Every line of the material is to be repeated exactly as it stands.

*ENTRIES SUPPLIED:*
□ □ □ □ □
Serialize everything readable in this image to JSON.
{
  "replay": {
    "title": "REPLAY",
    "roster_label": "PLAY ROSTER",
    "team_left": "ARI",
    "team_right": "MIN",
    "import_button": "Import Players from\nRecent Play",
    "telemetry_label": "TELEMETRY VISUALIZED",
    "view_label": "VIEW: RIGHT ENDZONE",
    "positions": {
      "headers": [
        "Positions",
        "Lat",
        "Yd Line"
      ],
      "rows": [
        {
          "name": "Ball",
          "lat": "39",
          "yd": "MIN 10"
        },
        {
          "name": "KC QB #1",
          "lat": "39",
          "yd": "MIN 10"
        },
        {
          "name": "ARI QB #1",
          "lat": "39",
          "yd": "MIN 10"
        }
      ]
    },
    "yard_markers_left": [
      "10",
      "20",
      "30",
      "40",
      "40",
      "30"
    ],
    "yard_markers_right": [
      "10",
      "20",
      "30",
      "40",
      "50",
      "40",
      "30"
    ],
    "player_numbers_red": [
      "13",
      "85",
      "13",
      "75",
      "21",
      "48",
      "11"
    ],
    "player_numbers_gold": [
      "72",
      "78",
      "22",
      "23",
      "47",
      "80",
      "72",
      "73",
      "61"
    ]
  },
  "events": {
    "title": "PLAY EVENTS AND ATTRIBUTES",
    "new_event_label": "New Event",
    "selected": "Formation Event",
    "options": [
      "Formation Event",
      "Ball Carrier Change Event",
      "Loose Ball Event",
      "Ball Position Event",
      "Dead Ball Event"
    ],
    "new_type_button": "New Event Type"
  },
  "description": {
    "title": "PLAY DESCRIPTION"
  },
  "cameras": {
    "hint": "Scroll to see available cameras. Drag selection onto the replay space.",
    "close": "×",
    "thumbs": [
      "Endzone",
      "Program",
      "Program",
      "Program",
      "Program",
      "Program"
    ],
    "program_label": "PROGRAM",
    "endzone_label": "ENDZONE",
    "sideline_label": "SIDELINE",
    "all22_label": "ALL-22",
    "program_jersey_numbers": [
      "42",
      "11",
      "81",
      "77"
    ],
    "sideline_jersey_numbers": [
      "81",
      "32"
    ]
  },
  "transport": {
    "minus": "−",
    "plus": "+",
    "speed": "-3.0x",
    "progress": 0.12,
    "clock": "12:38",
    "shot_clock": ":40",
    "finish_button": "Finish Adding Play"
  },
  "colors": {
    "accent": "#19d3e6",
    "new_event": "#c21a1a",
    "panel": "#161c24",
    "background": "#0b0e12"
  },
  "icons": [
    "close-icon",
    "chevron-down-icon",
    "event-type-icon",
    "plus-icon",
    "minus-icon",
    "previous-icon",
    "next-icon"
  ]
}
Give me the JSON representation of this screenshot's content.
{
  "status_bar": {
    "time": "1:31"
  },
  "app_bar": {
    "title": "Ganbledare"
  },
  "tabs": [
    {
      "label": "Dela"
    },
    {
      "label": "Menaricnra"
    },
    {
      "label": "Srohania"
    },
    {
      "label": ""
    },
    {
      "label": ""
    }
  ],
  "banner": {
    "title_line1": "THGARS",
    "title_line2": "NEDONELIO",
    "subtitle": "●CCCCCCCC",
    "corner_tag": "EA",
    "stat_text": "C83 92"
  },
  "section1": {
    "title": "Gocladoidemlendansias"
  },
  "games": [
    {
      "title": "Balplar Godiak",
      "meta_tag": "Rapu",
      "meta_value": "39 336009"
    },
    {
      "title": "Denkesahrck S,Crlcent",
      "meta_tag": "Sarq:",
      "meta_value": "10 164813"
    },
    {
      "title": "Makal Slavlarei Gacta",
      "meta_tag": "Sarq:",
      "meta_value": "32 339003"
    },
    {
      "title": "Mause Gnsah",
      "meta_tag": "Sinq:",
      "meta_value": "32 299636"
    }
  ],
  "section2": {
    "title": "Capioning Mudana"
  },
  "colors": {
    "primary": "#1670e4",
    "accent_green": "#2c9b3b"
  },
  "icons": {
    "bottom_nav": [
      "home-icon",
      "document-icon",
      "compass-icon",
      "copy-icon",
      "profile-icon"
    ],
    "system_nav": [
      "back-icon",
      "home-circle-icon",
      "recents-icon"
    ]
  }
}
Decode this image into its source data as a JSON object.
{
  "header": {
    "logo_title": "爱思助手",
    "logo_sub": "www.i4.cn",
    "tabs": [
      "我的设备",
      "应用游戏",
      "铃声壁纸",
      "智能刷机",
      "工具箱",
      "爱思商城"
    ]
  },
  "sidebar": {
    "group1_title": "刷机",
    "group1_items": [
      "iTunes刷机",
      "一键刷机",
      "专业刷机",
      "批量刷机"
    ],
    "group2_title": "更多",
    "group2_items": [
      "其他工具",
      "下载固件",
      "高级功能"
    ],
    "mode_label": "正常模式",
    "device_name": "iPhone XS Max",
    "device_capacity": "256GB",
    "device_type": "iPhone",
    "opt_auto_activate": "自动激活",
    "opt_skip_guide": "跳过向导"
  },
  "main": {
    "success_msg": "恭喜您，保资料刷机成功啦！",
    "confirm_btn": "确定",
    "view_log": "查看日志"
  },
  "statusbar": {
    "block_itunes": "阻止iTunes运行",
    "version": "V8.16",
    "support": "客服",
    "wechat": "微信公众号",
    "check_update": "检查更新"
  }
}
□ □ □ □ □
*SOLUTION FOR THIS EXERCISE:*
Serialize everything readable in this image to JSON.
{
  "replay": {
    "title": "REPLAY",
    "roster_label": "PLAY ROSTER",
    "team_left": "ARI",
    "team_right": "MIN",
    "import_button": "Import Players from\nRecent Play",
    "telemetry_label": "TELEMETRY VISUALIZED",
    "view_label": "VIEW: RIGHT ENDZONE",
    "positions": {
      "headers": [
        "Positions",
        "Lat",
        "Yd Line"
      ],
      "rows": [
        {
          "name": "Ball",
          "lat": "39",
          "yd": "MIN 10"
        },
        {
          "name": "KC QB #1",
          "lat": "39",
          "yd": "MIN 10"
        },
        {
          "name": "ARI QB #1",
          "lat": "39",
          "yd": "MIN 10"
        }
      ]
    },
    "yard_markers_left": [
      "10",
      "20",
      "30",
      "40",
      "40",
      "30"
    ],
    "yard_markers_right": [
      "10",
      "20",
      "30",
      "40",
      "50",
      "40",
      "30"
    ],
    "player_numbers_red": [
      "13",
      "85",
      "13",
      "75",
      "21",
      "48",
      "11"
    ],
    "player_numbers_gold": [
      "72",
      "78",
      "22",
      "23",
      "47",
      "80",
      "72",
      "73",
      "61"
    ]
  },
  "events": {
    "title": "PLAY EVENTS AND ATTRIBUTES",
    "new_event_label": "New Event",
    "selected": "Formation Event",
    "options": [
      "Formation Event",
      "Ball Carrier Change Event",
      "Loose Ball Event",
      "Ball Position Event",
      "Dead Ball Event"
    ],
    "new_type_button": "New Event Type"
  },
  "description": {
    "title": "PLAY DESCRIPTION"
  },
  "cameras": {
    "hint": "Scroll to see available cameras. Drag selection onto the replay space.",
    "close": "×",
    "thumbs": [
      "Endzone",
      "Program",
      "Program",
      "Program",
      "Program",
      "Program"
    ],
    "program_label": "PROGRAM",
    "endzone_label": "ENDZONE",
    "sideline_label": "SIDELINE",
    "all22_label": "ALL-22",
    "program_jersey_numbers": [
      "42",
      "11",
      "81",
      "77"
    ],
    "sideline_jersey_numbers": [
      "81",
      "32"
    ]
  },
  "transport": {
    "minus": "−",
    "plus": "+",
    "speed": "-3.0x",
    "progress": 0.12,
    "clock": "12:38",
    "shot_clock": ":40",
    "finish_button": "Finish Adding Play"
  },
  "colors": {
    "accent": "#19d3e6",
    "new_event": "#c21a1a",
    "panel": "#161c24",
    "background": "#0b0e12"
  },
  "icons": [
    "close-icon",
    "chevron-down-icon",
    "event-type-icon",
    "plus-icon",
    "minus-icon",
    "previous-icon",
    "next-icon"
  ]
}
Give me the JSON representation of this screenshot's content.
{
  "status_bar": {
    "time": "1:31"
  },
  "app_bar": {
    "title": "Ganbledare"
  },
  "tabs": [
    {
      "label": "Dela"
    },
    {
      "label": "Menaricnra"
    },
    {
      "label": "Srohania"
    },
    {
      "label": ""
    },
    {
      "label": ""
    }
  ],
  "banner": {
    "title_line1": "THGARS",
    "title_line2": "NEDONELIO",
    "subtitle": "●CCCCCCCC",
    "corner_tag": "EA",
    "stat_text": "C83 92"
  },
  "section1": {
    "title": "Gocladoidemlendansias"
  },
  "games": [
    {
      "title": "Balplar Godiak",
      "meta_tag": "Rapu",
      "meta_value": "39 336009"
    },
    {
      "title": "Denkesahrck S,Crlcent",
      "meta_tag": "Sarq:",
      "meta_value": "10 164813"
    },
    {
      "title": "Makal Slavlarei Gacta",
      "meta_tag": "Sarq:",
      "meta_value": "32 339003"
    },
    {
      "title": "Mause Gnsah",
      "meta_tag": "Sinq:",
      "meta_value": "32 299636"
    }
  ],
  "section2": {
    "title": "Capioning Mudana"
  },
  "colors": {
    "primary": "#1670e4",
    "accent_green": "#2c9b3b"
  },
  "icons": {
    "bottom_nav": [
      "home-icon",
      "document-icon",
      "compass-icon",
      "copy-icon",
      "profile-icon"
    ],
    "system_nav": [
      "back-icon",
      "home-circle-icon",
      "recents-icon"
    ]
  }
}
Decode this image into its source data as a JSON object.
{
  "header": {
    "logo_title": "爱思助手",
    "logo_sub": "www.i4.cn",
    "tabs": [
      "我的设备",
      "应用游戏",
      "铃声壁纸",
      "智能刷机",
      "工具箱",
      "爱思商城"
    ]
  },
  "sidebar": {
    "group1_title": "刷机",
    "group1_items": [
      "iTunes刷机",
      "一键刷机",
      "专业刷机",
      "批量刷机"
    ],
    "group2_title": "更多",
    "group2_items": [
      "其他工具",
      "下载固件",
      "高级功能"
    ],
    "mode_label": "正常模式",
    "device_name": "iPhone XS Max",
    "device_capacity": "256GB",
    "device_type": "iPhone",
    "opt_auto_activate": "自动激活",
    "opt_skip_guide": "跳过向导"
  },
  "main": {
    "success_msg": "恭喜您，保资料刷机成功啦！",
    "confirm_btn": "确定",
    "view_log": "查看日志"
  },
  "statusbar": {
    "block_itunes": "阻止iTunes运行",
    "version": "V8.16",
    "support": "客服",
    "wechat": "微信公众号",
    "check_update": "检查更新"
  }
}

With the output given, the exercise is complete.